Given instruction:
Copy every line of the data in which the word "into" occurs.

=== Exercise data ===

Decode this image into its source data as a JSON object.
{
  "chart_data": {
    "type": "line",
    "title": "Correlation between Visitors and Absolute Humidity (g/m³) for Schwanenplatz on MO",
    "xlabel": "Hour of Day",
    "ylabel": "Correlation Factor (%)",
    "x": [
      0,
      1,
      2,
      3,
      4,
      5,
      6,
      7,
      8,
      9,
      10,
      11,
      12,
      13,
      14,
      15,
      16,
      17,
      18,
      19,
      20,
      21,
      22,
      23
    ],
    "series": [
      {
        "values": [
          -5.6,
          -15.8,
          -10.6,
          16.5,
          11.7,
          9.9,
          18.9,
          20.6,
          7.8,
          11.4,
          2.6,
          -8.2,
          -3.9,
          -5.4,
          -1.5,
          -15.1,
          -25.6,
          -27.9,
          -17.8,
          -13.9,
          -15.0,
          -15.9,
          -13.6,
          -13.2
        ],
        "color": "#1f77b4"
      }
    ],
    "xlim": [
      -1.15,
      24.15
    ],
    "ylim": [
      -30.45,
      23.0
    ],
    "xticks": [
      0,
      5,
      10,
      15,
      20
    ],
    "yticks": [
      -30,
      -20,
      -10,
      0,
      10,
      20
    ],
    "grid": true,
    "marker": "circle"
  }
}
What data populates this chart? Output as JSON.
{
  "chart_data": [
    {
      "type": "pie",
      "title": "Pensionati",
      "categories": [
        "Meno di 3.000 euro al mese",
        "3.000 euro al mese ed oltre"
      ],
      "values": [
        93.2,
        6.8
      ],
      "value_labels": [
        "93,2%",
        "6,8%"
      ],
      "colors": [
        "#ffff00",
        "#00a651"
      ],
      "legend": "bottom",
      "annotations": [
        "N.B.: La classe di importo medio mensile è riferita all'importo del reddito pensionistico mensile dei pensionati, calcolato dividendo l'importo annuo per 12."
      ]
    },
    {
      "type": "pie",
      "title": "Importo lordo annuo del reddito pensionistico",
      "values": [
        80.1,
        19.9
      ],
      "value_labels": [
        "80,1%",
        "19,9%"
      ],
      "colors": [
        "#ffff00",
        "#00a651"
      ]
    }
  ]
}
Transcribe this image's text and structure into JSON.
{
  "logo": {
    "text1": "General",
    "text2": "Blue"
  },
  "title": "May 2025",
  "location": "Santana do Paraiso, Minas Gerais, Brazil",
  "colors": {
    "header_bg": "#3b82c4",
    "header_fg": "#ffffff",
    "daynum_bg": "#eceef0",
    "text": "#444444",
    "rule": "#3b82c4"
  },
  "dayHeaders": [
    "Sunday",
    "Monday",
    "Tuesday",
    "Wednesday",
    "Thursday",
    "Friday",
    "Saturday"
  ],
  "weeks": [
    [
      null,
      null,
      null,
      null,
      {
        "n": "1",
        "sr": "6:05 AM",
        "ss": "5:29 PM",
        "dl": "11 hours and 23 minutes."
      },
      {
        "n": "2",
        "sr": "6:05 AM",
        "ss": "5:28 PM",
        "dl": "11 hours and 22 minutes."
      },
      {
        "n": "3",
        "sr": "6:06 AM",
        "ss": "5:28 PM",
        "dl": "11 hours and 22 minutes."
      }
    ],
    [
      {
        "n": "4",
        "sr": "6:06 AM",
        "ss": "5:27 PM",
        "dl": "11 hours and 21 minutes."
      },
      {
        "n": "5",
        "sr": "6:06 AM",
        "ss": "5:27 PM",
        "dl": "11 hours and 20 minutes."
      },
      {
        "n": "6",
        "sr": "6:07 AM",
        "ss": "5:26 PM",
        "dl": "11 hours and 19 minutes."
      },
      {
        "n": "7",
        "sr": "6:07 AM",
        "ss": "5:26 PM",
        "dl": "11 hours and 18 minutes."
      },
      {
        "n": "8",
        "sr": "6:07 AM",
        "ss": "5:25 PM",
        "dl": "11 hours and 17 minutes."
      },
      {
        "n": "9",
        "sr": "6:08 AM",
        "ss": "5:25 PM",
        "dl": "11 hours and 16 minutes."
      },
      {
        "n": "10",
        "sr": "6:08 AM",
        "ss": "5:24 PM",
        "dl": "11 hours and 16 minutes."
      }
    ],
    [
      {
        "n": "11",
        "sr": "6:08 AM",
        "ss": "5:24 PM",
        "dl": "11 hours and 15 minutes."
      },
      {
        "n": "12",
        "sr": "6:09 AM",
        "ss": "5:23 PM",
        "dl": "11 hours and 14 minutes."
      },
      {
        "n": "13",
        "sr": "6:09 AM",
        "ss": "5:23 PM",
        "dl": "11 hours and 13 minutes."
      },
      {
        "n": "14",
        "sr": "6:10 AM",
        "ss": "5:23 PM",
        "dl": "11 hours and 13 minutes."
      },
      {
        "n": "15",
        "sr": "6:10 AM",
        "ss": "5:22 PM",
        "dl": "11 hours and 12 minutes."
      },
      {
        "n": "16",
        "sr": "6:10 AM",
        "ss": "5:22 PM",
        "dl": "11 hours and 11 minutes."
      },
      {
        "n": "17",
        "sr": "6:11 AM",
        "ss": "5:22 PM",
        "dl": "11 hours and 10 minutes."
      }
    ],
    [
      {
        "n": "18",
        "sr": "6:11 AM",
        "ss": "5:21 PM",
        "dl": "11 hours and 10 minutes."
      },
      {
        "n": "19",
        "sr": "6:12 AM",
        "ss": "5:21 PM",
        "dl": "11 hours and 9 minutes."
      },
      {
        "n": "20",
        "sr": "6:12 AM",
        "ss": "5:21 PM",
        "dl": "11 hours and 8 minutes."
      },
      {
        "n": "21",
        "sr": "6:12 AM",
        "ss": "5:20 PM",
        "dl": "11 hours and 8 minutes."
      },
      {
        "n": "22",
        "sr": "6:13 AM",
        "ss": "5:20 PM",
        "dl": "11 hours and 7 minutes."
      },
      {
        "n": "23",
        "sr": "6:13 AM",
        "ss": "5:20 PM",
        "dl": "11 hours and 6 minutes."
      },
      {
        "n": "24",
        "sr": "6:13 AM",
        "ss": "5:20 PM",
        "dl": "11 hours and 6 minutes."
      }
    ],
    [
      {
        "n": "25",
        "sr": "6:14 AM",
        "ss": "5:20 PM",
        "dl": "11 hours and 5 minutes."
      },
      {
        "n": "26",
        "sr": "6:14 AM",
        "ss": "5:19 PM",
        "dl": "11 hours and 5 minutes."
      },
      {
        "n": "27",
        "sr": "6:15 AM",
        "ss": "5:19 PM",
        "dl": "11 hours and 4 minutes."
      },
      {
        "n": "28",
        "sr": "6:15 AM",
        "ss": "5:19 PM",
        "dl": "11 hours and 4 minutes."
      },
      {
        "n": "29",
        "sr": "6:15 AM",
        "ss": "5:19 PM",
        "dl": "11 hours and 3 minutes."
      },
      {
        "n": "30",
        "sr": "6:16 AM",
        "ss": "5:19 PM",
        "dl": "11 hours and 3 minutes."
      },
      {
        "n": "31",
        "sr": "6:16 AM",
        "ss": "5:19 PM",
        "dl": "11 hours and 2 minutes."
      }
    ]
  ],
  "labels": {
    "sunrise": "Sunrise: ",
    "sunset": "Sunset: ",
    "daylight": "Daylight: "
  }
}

===

Response to the task:
Decode this image into its source data as a JSON object.
Transcribe this image's text and structure into JSON.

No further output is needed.